__WHAT THIS TASK INVOLVES__.
Make an exact copy of the entries, taking out every picture.

[[ THE DATA open ]]

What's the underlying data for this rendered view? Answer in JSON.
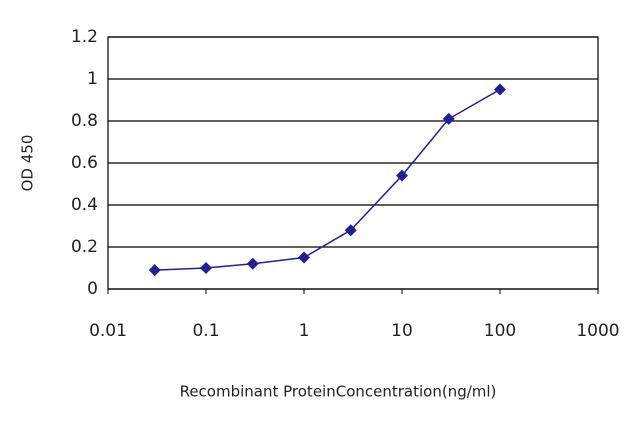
{
  "chart_data": {
    "type": "line",
    "xlabel": "Recombinant ProteinConcentration(ng/ml)",
    "ylabel": "OD 450",
    "x": [
      0.03,
      0.1,
      0.3,
      1,
      3,
      10,
      30,
      100
    ],
    "values": [
      0.09,
      0.1,
      0.12,
      0.15,
      0.28,
      0.54,
      0.81,
      0.95
    ],
    "color": "#1f1f9a",
    "xscale": "log",
    "xlim": [
      0.01,
      1000
    ],
    "xticks": [
      0.01,
      0.1,
      1,
      10,
      100,
      1000
    ],
    "ylim": [
      0,
      1.2
    ],
    "yticks": [
      0,
      0.2,
      0.4,
      0.6,
      0.8,
      1,
      1.2
    ],
    "grid": true
  }
}
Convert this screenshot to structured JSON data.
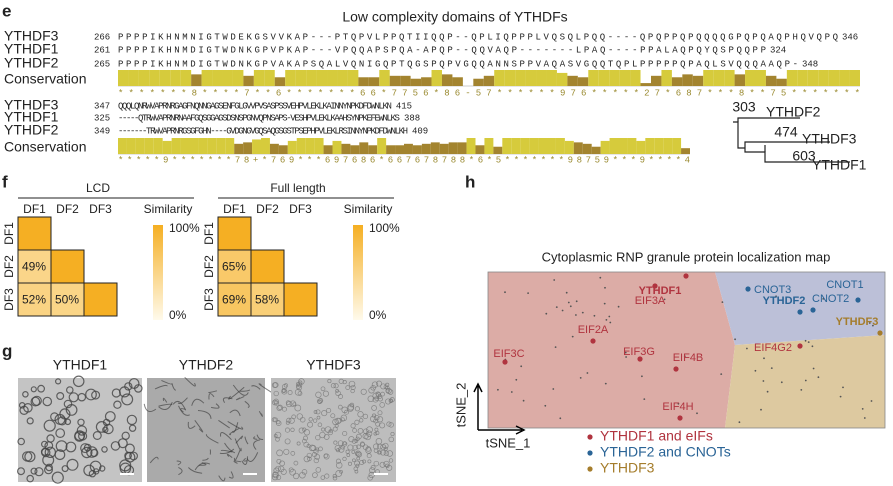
{
  "panel_e": {
    "letter": "e",
    "title": "Low complexity domains of YTHDFs",
    "blocks": [
      {
        "rows": [
          {
            "name": "YTHDF3",
            "start": "266",
            "seq": "PPPPIKHNMNIGTWDEKGSVVKAP---PTQPVLPPQTIIQQP--QPLIQPPPLVQSQLPQQ----QPQPPQPQQQQGPQPQAQPHQVQPQ",
            "end": "346"
          },
          {
            "name": "YTHDF1",
            "start": "261",
            "seq": "PPPPIKHNMDIGTWDNKGPVPKAP---VPQQAPSPQA-APQP--QQVAQP-------LPAQ----PPALAQPQYQSPQQPP",
            "end": "324"
          },
          {
            "name": "YTHDF2",
            "start": "265",
            "seq": "PPPPIKHNMDIGTWDNKGPVAKAPSQALVQNIGQPTQGSPQPVGQQANNSPPVAQASVGQQTQPLPPPPPQPAQLSVQQQAAQP-",
            "end": "348"
          }
        ],
        "conservation_label": "Conservation",
        "conservation": "*******8****7**6*******66*7756*86-57******976*****27*687***8**75*******"
      },
      {
        "rows": [
          {
            "name": "YTHDF3",
            "start": "347",
            "seq": "QQQLQNRWVAPRNRGAGFNQNNGAGSENFGLGVVPVSASPSSVEHPVLEKLKAINNYNPKDFDWNLKN",
            "end": "415"
          },
          {
            "name": "YTHDF1",
            "start": "325",
            "seq": "-----QTRWVAPRNRNAAFGQSGGAGSDSNSPGNVQPNSAPS-VESHPVLEKLKAAHSYNPKEFEWNLKS",
            "end": "388"
          },
          {
            "name": "YTHDF2",
            "start": "349",
            "seq": "-------TRWVAPRNRGSGFGHN----GVDGNGVGQSAQGSGSTPSEPHPVLEKLRSINNYNPKDFDWNLKH",
            "end": "409"
          }
        ],
        "conservation_label": "Conservation",
        "conservation": "*****9*******78+*769***697686*667678788*6*5*******98759***9****4"
      }
    ],
    "tree": [
      {
        "length": "303",
        "name": "YTHDF2"
      },
      {
        "length": "474",
        "name": "YTHDF3"
      },
      {
        "length": "603",
        "name": "YTHDF1"
      }
    ]
  },
  "panel_f": {
    "letter": "f",
    "labels": [
      "DF1",
      "DF2",
      "DF3"
    ],
    "legend_title": "Similarity",
    "legend_ticks": [
      {
        "value": 100,
        "label": "100%"
      },
      {
        "value": 0,
        "label": "0%"
      }
    ],
    "heatmaps": [
      {
        "title": "LCD",
        "values": [
          [
            100,
            null,
            null
          ],
          [
            49,
            100,
            null
          ],
          [
            52,
            50,
            100
          ]
        ],
        "value_labels": [
          [
            null,
            null,
            null
          ],
          [
            "49%",
            null,
            null
          ],
          [
            "52%",
            "50%",
            null
          ]
        ]
      },
      {
        "title": "Full length",
        "values": [
          [
            100,
            null,
            null
          ],
          [
            65,
            100,
            null
          ],
          [
            69,
            58,
            100
          ]
        ],
        "value_labels": [
          [
            null,
            null,
            null
          ],
          [
            "65%",
            null,
            null
          ],
          [
            "69%",
            "58%",
            null
          ]
        ]
      }
    ]
  },
  "panel_g": {
    "letter": "g",
    "images": [
      "YTHDF1",
      "YTHDF2",
      "YTHDF3"
    ]
  },
  "panel_h": {
    "letter": "h",
    "title": "Cytoplasmic RNP granule protein localization map",
    "x_label": "tSNE_1",
    "y_label": "tSNE_2",
    "points": [
      "YTHDF1",
      "EIF3A",
      "CNOT3",
      "CNOT1",
      "YTHDF2",
      "CNOT2",
      "YTHDF3",
      "EIF4G2",
      "EIF3C",
      "EIF2A",
      "EIF3G",
      "EIF4B",
      "EIF4H"
    ],
    "legend": [
      "YTHDF1 and eIFs",
      "YTHDF2 and CNOTs",
      "YTHDF3"
    ]
  }
}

[[ THE DATA closed ]]

__RESULT OF THE TASK__.
What's the underlying data for this rendered view? Answer in JSON.
{
  "chart_data": {
    "type": "line",
    "xlabel": "Recombinant ProteinConcentration(ng/ml)",
    "ylabel": "OD 450",
    "x": [
      0.03,
      0.1,
      0.3,
      1,
      3,
      10,
      30,
      100
    ],
    "values": [
      0.09,
      0.1,
      0.12,
      0.15,
      0.28,
      0.54,
      0.81,
      0.95
    ],
    "color": "#1f1f9a",
    "xscale": "log",
    "xlim": [
      0.01,
      1000
    ],
    "xticks": [
      0.01,
      0.1,
      1,
      10,
      100,
      1000
    ],
    "ylim": [
      0,
      1.2
    ],
    "yticks": [
      0,
      0.2,
      0.4,
      0.6,
      0.8,
      1,
      1.2
    ],
    "grid": true
  }
}
Convert this screenshot to structured JSON data.
{
  "panel_e": {
    "letter": "e",
    "title": "Low complexity domains of YTHDFs",
    "blocks": [
      {
        "rows": [
          {
            "name": "YTHDF3",
            "start": "266",
            "seq": "PPPPIKHNMNIGTWDEKGSVVKAP---PTQPVLPPQTIIQQP--QPLIQPPPLVQSQLPQQ----QPQPPQPQQQQGPQPQAQPHQVQPQ",
            "end": "346"
          },
          {
            "name": "YTHDF1",
            "start": "261",
            "seq": "PPPPIKHNMDIGTWDNKGPVPKAP---VPQQAPSPQA-APQP--QQVAQP-------LPAQ----PPALAQPQYQSPQQPP",
            "end": "324"
          },
          {
            "name": "YTHDF2",
            "start": "265",
            "seq": "PPPPIKHNMDIGTWDNKGPVAKAPSQALVQNIGQPTQGSPQPVGQQANNSPPVAQASVGQQTQPLPPPPPQPAQLSVQQQAAQP-",
            "end": "348"
          }
        ],
        "conservation_label": "Conservation",
        "conservation": "*******8****7**6*******66*7756*86-57******976*****27*687***8**75*******"
      },
      {
        "rows": [
          {
            "name": "YTHDF3",
            "start": "347",
            "seq": "QQQLQNRWVAPRNRGAGFNQNNGAGSENFGLGVVPVSASPSSVEHPVLEKLKAINNYNPKDFDWNLKN",
            "end": "415"
          },
          {
            "name": "YTHDF1",
            "start": "325",
            "seq": "-----QTRWVAPRNRNAAFGQSGGAGSDSNSPGNVQPNSAPS-VESHPVLEKLKAAHSYNPKEFEWNLKS",
            "end": "388"
          },
          {
            "name": "YTHDF2",
            "start": "349",
            "seq": "-------TRWVAPRNRGSGFGHN----GVDGNGVGQSAQGSGSTPSEPHPVLEKLRSINNYNPKDFDWNLKH",
            "end": "409"
          }
        ],
        "conservation_label": "Conservation",
        "conservation": "*****9*******78+*769***697686*667678788*6*5*******98759***9****4"
      }
    ],
    "tree": [
      {
        "length": "303",
        "name": "YTHDF2"
      },
      {
        "length": "474",
        "name": "YTHDF3"
      },
      {
        "length": "603",
        "name": "YTHDF1"
      }
    ]
  },
  "panel_f": {
    "letter": "f",
    "labels": [
      "DF1",
      "DF2",
      "DF3"
    ],
    "legend_title": "Similarity",
    "legend_ticks": [
      {
        "value": 100,
        "label": "100%"
      },
      {
        "value": 0,
        "label": "0%"
      }
    ],
    "heatmaps": [
      {
        "title": "LCD",
        "values": [
          [
            100,
            null,
            null
          ],
          [
            49,
            100,
            null
          ],
          [
            52,
            50,
            100
          ]
        ],
        "value_labels": [
          [
            null,
            null,
            null
          ],
          [
            "49%",
            null,
            null
          ],
          [
            "52%",
            "50%",
            null
          ]
        ]
      },
      {
        "title": "Full length",
        "values": [
          [
            100,
            null,
            null
          ],
          [
            65,
            100,
            null
          ],
          [
            69,
            58,
            100
          ]
        ],
        "value_labels": [
          [
            null,
            null,
            null
          ],
          [
            "65%",
            null,
            null
          ],
          [
            "69%",
            "58%",
            null
          ]
        ]
      }
    ]
  },
  "panel_g": {
    "letter": "g",
    "images": [
      "YTHDF1",
      "YTHDF2",
      "YTHDF3"
    ]
  },
  "panel_h": {
    "letter": "h",
    "title": "Cytoplasmic RNP granule protein localization map",
    "x_label": "tSNE_1",
    "y_label": "tSNE_2",
    "points": [
      "YTHDF1",
      "EIF3A",
      "CNOT3",
      "CNOT1",
      "YTHDF2",
      "CNOT2",
      "YTHDF3",
      "EIF4G2",
      "EIF3C",
      "EIF2A",
      "EIF3G",
      "EIF4B",
      "EIF4H"
    ],
    "legend": [
      "YTHDF1 and eIFs",
      "YTHDF2 and CNOTs",
      "YTHDF3"
    ]
  }
}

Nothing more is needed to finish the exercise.